## [Written exercise]
Reproduce the records below in full and exactly, without their images.
* START Input records *
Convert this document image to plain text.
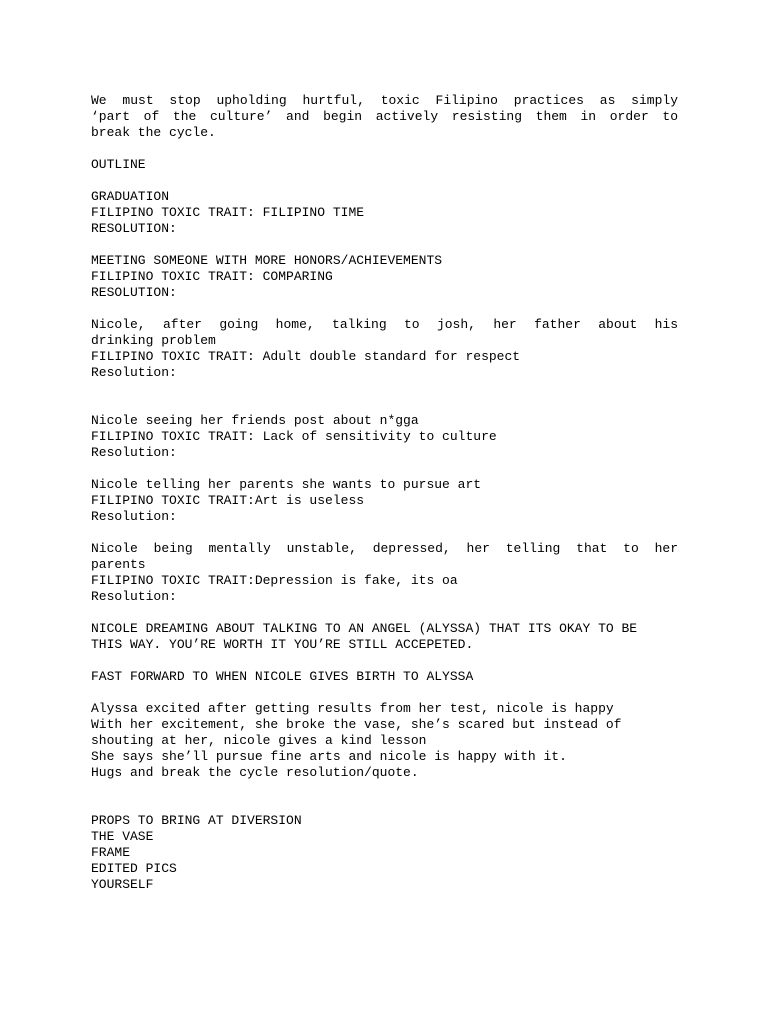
We must stop upholding hurtful, toxic Filipino practices as simply
‘part of the culture’ and begin actively resisting them in order to
break the cycle.
OUTLINE
GRADUATION
FILIPINO TOXIC TRAIT: FILIPINO TIME
RESOLUTION:
MEETING SOMEONE WITH MORE HONORS/ACHIEVEMENTS
FILIPINO TOXIC TRAIT: COMPARING
RESOLUTION:
Nicole, after going home, talking to josh, her father about his
drinking problem
FILIPINO TOXIC TRAIT: Adult double standard for respect
Resolution:
Nicole seeing her friends post about n*gga
FILIPINO TOXIC TRAIT: Lack of sensitivity to culture
Resolution:
Nicole telling her parents she wants to pursue art
FILIPINO TOXIC TRAIT:Art is useless
Resolution:
Nicole being mentally unstable, depressed, her telling that to her
parents
FILIPINO TOXIC TRAIT:Depression is fake, its oa
Resolution:
NICOLE DREAMING ABOUT TALKING TO AN ANGEL (ALYSSA) THAT ITS OKAY TO BE
THIS WAY. YOU’RE WORTH IT YOU’RE STILL ACCEPETED.
FAST FORWARD TO WHEN NICOLE GIVES BIRTH TO ALYSSA
Alyssa excited after getting results from her test, nicole is happy
With her excitement, she broke the vase, she’s scared but instead of
shouting at her, nicole gives a kind lesson
She says she’ll pursue fine arts and nicole is happy with it.
Hugs and break the cycle resolution/quote.
PROPS TO BRING AT DIVERSION
THE VASE
FRAME
EDITED PICS
YOURSELF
* END Input records *
## [Worked answer]
Convert this document image to plain text.
We must stop upholding hurtful, toxic Filipino practices as simply
‘part of the culture’ and begin actively resisting them in order to
break the cycle.
OUTLINE
GRADUATION
FILIPINO TOXIC TRAIT: FILIPINO TIME
RESOLUTION:
MEETING SOMEONE WITH MORE HONORS/ACHIEVEMENTS
FILIPINO TOXIC TRAIT: COMPARING
RESOLUTION:
Nicole, after going home, talking to josh, her father about his
drinking problem
FILIPINO TOXIC TRAIT: Adult double standard for respect
Resolution:
Nicole seeing her friends post about n*gga
FILIPINO TOXIC TRAIT: Lack of sensitivity to culture
Resolution:
Nicole telling her parents she wants to pursue art
FILIPINO TOXIC TRAIT:Art is useless
Resolution:
Nicole being mentally unstable, depressed, her telling that to her
parents
FILIPINO TOXIC TRAIT:Depression is fake, its oa
Resolution:
NICOLE DREAMING ABOUT TALKING TO AN ANGEL (ALYSSA) THAT ITS OKAY TO BE
THIS WAY. YOU’RE WORTH IT YOU’RE STILL ACCEPETED.
FAST FORWARD TO WHEN NICOLE GIVES BIRTH TO ALYSSA
Alyssa excited after getting results from her test, nicole is happy
With her excitement, she broke the vase, she’s scared but instead of
shouting at her, nicole gives a kind lesson
She says she’ll pursue fine arts and nicole is happy with it.
Hugs and break the cycle resolution/quote.
PROPS TO BRING AT DIVERSION
THE VASE
FRAME
EDITED PICS
YOURSELF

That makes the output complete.